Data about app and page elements
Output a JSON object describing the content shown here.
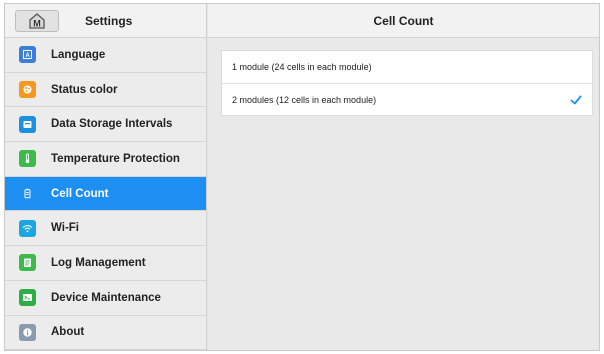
{
  "sidebar": {
    "title": "Settings",
    "items": [
      {
        "label": "Language",
        "icon": "language-icon",
        "color": "#3b7fd9"
      },
      {
        "label": "Status color",
        "icon": "palette-icon",
        "color": "#f39a1e"
      },
      {
        "label": "Data Storage Intervals",
        "icon": "storage-icon",
        "color": "#1e90e0"
      },
      {
        "label": "Temperature Protection",
        "icon": "thermometer-icon",
        "color": "#3dbb4a"
      },
      {
        "label": "Cell Count",
        "icon": "battery-icon",
        "color": "#1e8ff2",
        "active": true
      },
      {
        "label": "Wi-Fi",
        "icon": "wifi-icon",
        "color": "#1ca6e0"
      },
      {
        "label": "Log Management",
        "icon": "log-icon",
        "color": "#3dbb4a"
      },
      {
        "label": "Device Maintenance",
        "icon": "terminal-icon",
        "color": "#2fae47"
      },
      {
        "label": "About",
        "icon": "info-icon",
        "color": "#8a9bad"
      }
    ]
  },
  "main": {
    "title": "Cell Count",
    "options": [
      {
        "label": "1 module (24 cells in each module)",
        "selected": false
      },
      {
        "label": "2 modules (12 cells in each module)",
        "selected": true
      }
    ]
  },
  "colors": {
    "accent": "#1e8ff2",
    "check": "#1e8ff2"
  }
}
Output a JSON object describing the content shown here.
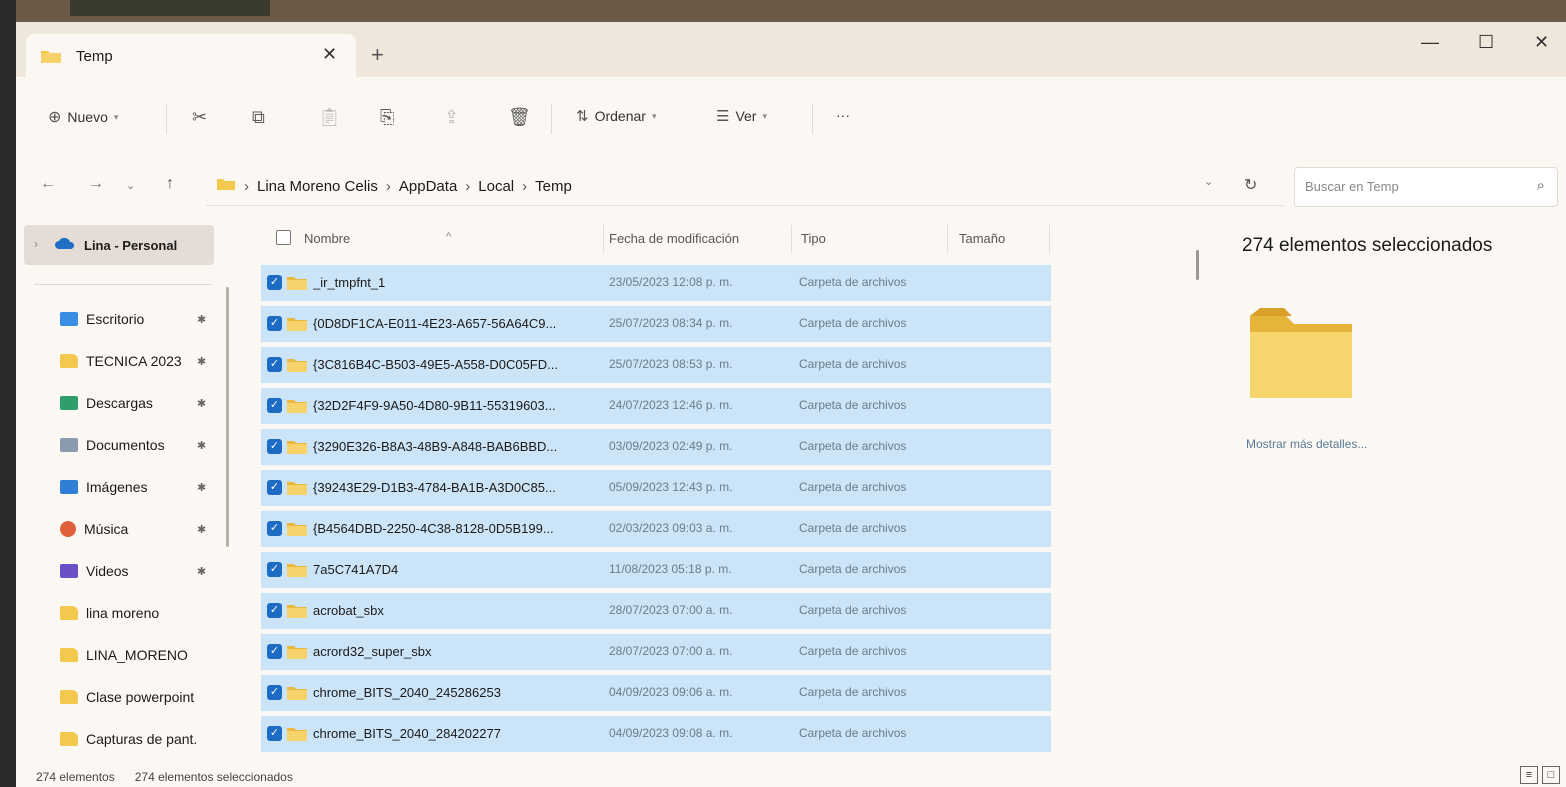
{
  "window": {
    "tab_title": "Temp",
    "tab_close": "✕",
    "new_tab": "+",
    "minimize": "—",
    "maximize": "☐",
    "close": "✕"
  },
  "toolbar": {
    "new_label": "Nuevo",
    "sort_label": "Ordenar",
    "view_label": "Ver",
    "more_label": "···"
  },
  "address": {
    "crumbs": [
      "Lina Moreno Celis",
      "AppData",
      "Local",
      "Temp"
    ],
    "search_placeholder": "Buscar en Temp"
  },
  "sidebar": {
    "top_label": "Lina - Personal",
    "items": [
      {
        "label": "Escritorio",
        "icon": "desktop-icon",
        "color": "#3a8ee6",
        "pinned": true
      },
      {
        "label": "TECNICA 2023",
        "icon": "folder-icon",
        "color": "#f2c94c",
        "pinned": true
      },
      {
        "label": "Descargas",
        "icon": "download-icon",
        "color": "#2e9e6a",
        "pinned": true
      },
      {
        "label": "Documentos",
        "icon": "document-icon",
        "color": "#8a9bb0",
        "pinned": true
      },
      {
        "label": "Imágenes",
        "icon": "image-icon",
        "color": "#2f7fd6",
        "pinned": true
      },
      {
        "label": "Música",
        "icon": "music-icon",
        "color": "#e0603a",
        "pinned": true
      },
      {
        "label": "Videos",
        "icon": "video-icon",
        "color": "#6a4fc9",
        "pinned": true
      },
      {
        "label": "lina moreno",
        "icon": "folder-icon",
        "color": "#f2c94c",
        "pinned": false
      },
      {
        "label": "LINA_MORENO",
        "icon": "folder-icon",
        "color": "#f2c94c",
        "pinned": false
      },
      {
        "label": "Clase powerpoint",
        "icon": "folder-icon",
        "color": "#f2c94c",
        "pinned": false
      },
      {
        "label": "Capturas de pant.",
        "icon": "folder-icon",
        "color": "#f2c94c",
        "pinned": false
      }
    ]
  },
  "columns": {
    "name": "Nombre",
    "date": "Fecha de modificación",
    "type": "Tipo",
    "size": "Tamaño"
  },
  "files": [
    {
      "name": "_ir_tmpfnt_1",
      "date": "23/05/2023 12:08 p. m.",
      "type": "Carpeta de archivos"
    },
    {
      "name": "{0D8DF1CA-E011-4E23-A657-56A64C9...",
      "date": "25/07/2023 08:34 p. m.",
      "type": "Carpeta de archivos"
    },
    {
      "name": "{3C816B4C-B503-49E5-A558-D0C05FD...",
      "date": "25/07/2023 08:53 p. m.",
      "type": "Carpeta de archivos"
    },
    {
      "name": "{32D2F4F9-9A50-4D80-9B11-55319603...",
      "date": "24/07/2023 12:46 p. m.",
      "type": "Carpeta de archivos"
    },
    {
      "name": "{3290E326-B8A3-48B9-A848-BAB6BBD...",
      "date": "03/09/2023 02:49 p. m.",
      "type": "Carpeta de archivos"
    },
    {
      "name": "{39243E29-D1B3-4784-BA1B-A3D0C85...",
      "date": "05/09/2023 12:43 p. m.",
      "type": "Carpeta de archivos"
    },
    {
      "name": "{B4564DBD-2250-4C38-8128-0D5B199...",
      "date": "02/03/2023 09:03 a. m.",
      "type": "Carpeta de archivos"
    },
    {
      "name": "7a5C741A7D4",
      "date": "11/08/2023 05:18 p. m.",
      "type": "Carpeta de archivos"
    },
    {
      "name": "acrobat_sbx",
      "date": "28/07/2023 07:00 a. m.",
      "type": "Carpeta de archivos"
    },
    {
      "name": "acrord32_super_sbx",
      "date": "28/07/2023 07:00 a. m.",
      "type": "Carpeta de archivos"
    },
    {
      "name": "chrome_BITS_2040_245286253",
      "date": "04/09/2023 09:06 a. m.",
      "type": "Carpeta de archivos"
    },
    {
      "name": "chrome_BITS_2040_284202277",
      "date": "04/09/2023 09:08 a. m.",
      "type": "Carpeta de archivos"
    }
  ],
  "details": {
    "selected_count": "274 elementos seleccionados",
    "more_details": "Mostrar más detalles..."
  },
  "status": {
    "item_count": "274 elementos",
    "selected_count": "274 elementos seleccionados"
  }
}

» **HOW TO COMPLETE THIS TASK**: Restate all entries exactly; pictures stay out.

» **ANSWER SPACE**:
Output a JSON object describing the content shown here.
{
  "sidebar": {
    "title": "Settings",
    "items": [
      {
        "label": "Language",
        "icon": "language-icon",
        "color": "#3b7fd9"
      },
      {
        "label": "Status color",
        "icon": "palette-icon",
        "color": "#f39a1e"
      },
      {
        "label": "Data Storage Intervals",
        "icon": "storage-icon",
        "color": "#1e90e0"
      },
      {
        "label": "Temperature Protection",
        "icon": "thermometer-icon",
        "color": "#3dbb4a"
      },
      {
        "label": "Cell Count",
        "icon": "battery-icon",
        "color": "#1e8ff2",
        "active": true
      },
      {
        "label": "Wi-Fi",
        "icon": "wifi-icon",
        "color": "#1ca6e0"
      },
      {
        "label": "Log Management",
        "icon": "log-icon",
        "color": "#3dbb4a"
      },
      {
        "label": "Device Maintenance",
        "icon": "terminal-icon",
        "color": "#2fae47"
      },
      {
        "label": "About",
        "icon": "info-icon",
        "color": "#8a9bad"
      }
    ]
  },
  "main": {
    "title": "Cell Count",
    "options": [
      {
        "label": "1 module (24 cells in each module)",
        "selected": false
      },
      {
        "label": "2 modules (12 cells in each module)",
        "selected": true
      }
    ]
  },
  "colors": {
    "accent": "#1e8ff2",
    "check": "#1e8ff2"
  }
}
Output a JSON object describing the content shown here.
{
  "window": {
    "tab_title": "Temp",
    "tab_close": "✕",
    "new_tab": "+",
    "minimize": "—",
    "maximize": "☐",
    "close": "✕"
  },
  "toolbar": {
    "new_label": "Nuevo",
    "sort_label": "Ordenar",
    "view_label": "Ver",
    "more_label": "···"
  },
  "address": {
    "crumbs": [
      "Lina Moreno Celis",
      "AppData",
      "Local",
      "Temp"
    ],
    "search_placeholder": "Buscar en Temp"
  },
  "sidebar": {
    "top_label": "Lina - Personal",
    "items": [
      {
        "label": "Escritorio",
        "icon": "desktop-icon",
        "color": "#3a8ee6",
        "pinned": true
      },
      {
        "label": "TECNICA 2023",
        "icon": "folder-icon",
        "color": "#f2c94c",
        "pinned": true
      },
      {
        "label": "Descargas",
        "icon": "download-icon",
        "color": "#2e9e6a",
        "pinned": true
      },
      {
        "label": "Documentos",
        "icon": "document-icon",
        "color": "#8a9bb0",
        "pinned": true
      },
      {
        "label": "Imágenes",
        "icon": "image-icon",
        "color": "#2f7fd6",
        "pinned": true
      },
      {
        "label": "Música",
        "icon": "music-icon",
        "color": "#e0603a",
        "pinned": true
      },
      {
        "label": "Videos",
        "icon": "video-icon",
        "color": "#6a4fc9",
        "pinned": true
      },
      {
        "label": "lina moreno",
        "icon": "folder-icon",
        "color": "#f2c94c",
        "pinned": false
      },
      {
        "label": "LINA_MORENO",
        "icon": "folder-icon",
        "color": "#f2c94c",
        "pinned": false
      },
      {
        "label": "Clase powerpoint",
        "icon": "folder-icon",
        "color": "#f2c94c",
        "pinned": false
      },
      {
        "label": "Capturas de pant.",
        "icon": "folder-icon",
        "color": "#f2c94c",
        "pinned": false
      }
    ]
  },
  "columns": {
    "name": "Nombre",
    "date": "Fecha de modificación",
    "type": "Tipo",
    "size": "Tamaño"
  },
  "files": [
    {
      "name": "_ir_tmpfnt_1",
      "date": "23/05/2023 12:08 p. m.",
      "type": "Carpeta de archivos"
    },
    {
      "name": "{0D8DF1CA-E011-4E23-A657-56A64C9...",
      "date": "25/07/2023 08:34 p. m.",
      "type": "Carpeta de archivos"
    },
    {
      "name": "{3C816B4C-B503-49E5-A558-D0C05FD...",
      "date": "25/07/2023 08:53 p. m.",
      "type": "Carpeta de archivos"
    },
    {
      "name": "{32D2F4F9-9A50-4D80-9B11-55319603...",
      "date": "24/07/2023 12:46 p. m.",
      "type": "Carpeta de archivos"
    },
    {
      "name": "{3290E326-B8A3-48B9-A848-BAB6BBD...",
      "date": "03/09/2023 02:49 p. m.",
      "type": "Carpeta de archivos"
    },
    {
      "name": "{39243E29-D1B3-4784-BA1B-A3D0C85...",
      "date": "05/09/2023 12:43 p. m.",
      "type": "Carpeta de archivos"
    },
    {
      "name": "{B4564DBD-2250-4C38-8128-0D5B199...",
      "date": "02/03/2023 09:03 a. m.",
      "type": "Carpeta de archivos"
    },
    {
      "name": "7a5C741A7D4",
      "date": "11/08/2023 05:18 p. m.",
      "type": "Carpeta de archivos"
    },
    {
      "name": "acrobat_sbx",
      "date": "28/07/2023 07:00 a. m.",
      "type": "Carpeta de archivos"
    },
    {
      "name": "acrord32_super_sbx",
      "date": "28/07/2023 07:00 a. m.",
      "type": "Carpeta de archivos"
    },
    {
      "name": "chrome_BITS_2040_245286253",
      "date": "04/09/2023 09:06 a. m.",
      "type": "Carpeta de archivos"
    },
    {
      "name": "chrome_BITS_2040_284202277",
      "date": "04/09/2023 09:08 a. m.",
      "type": "Carpeta de archivos"
    }
  ],
  "details": {
    "selected_count": "274 elementos seleccionados",
    "more_details": "Mostrar más detalles..."
  },
  "status": {
    "item_count": "274 elementos",
    "selected_count": "274 elementos seleccionados"
  }
}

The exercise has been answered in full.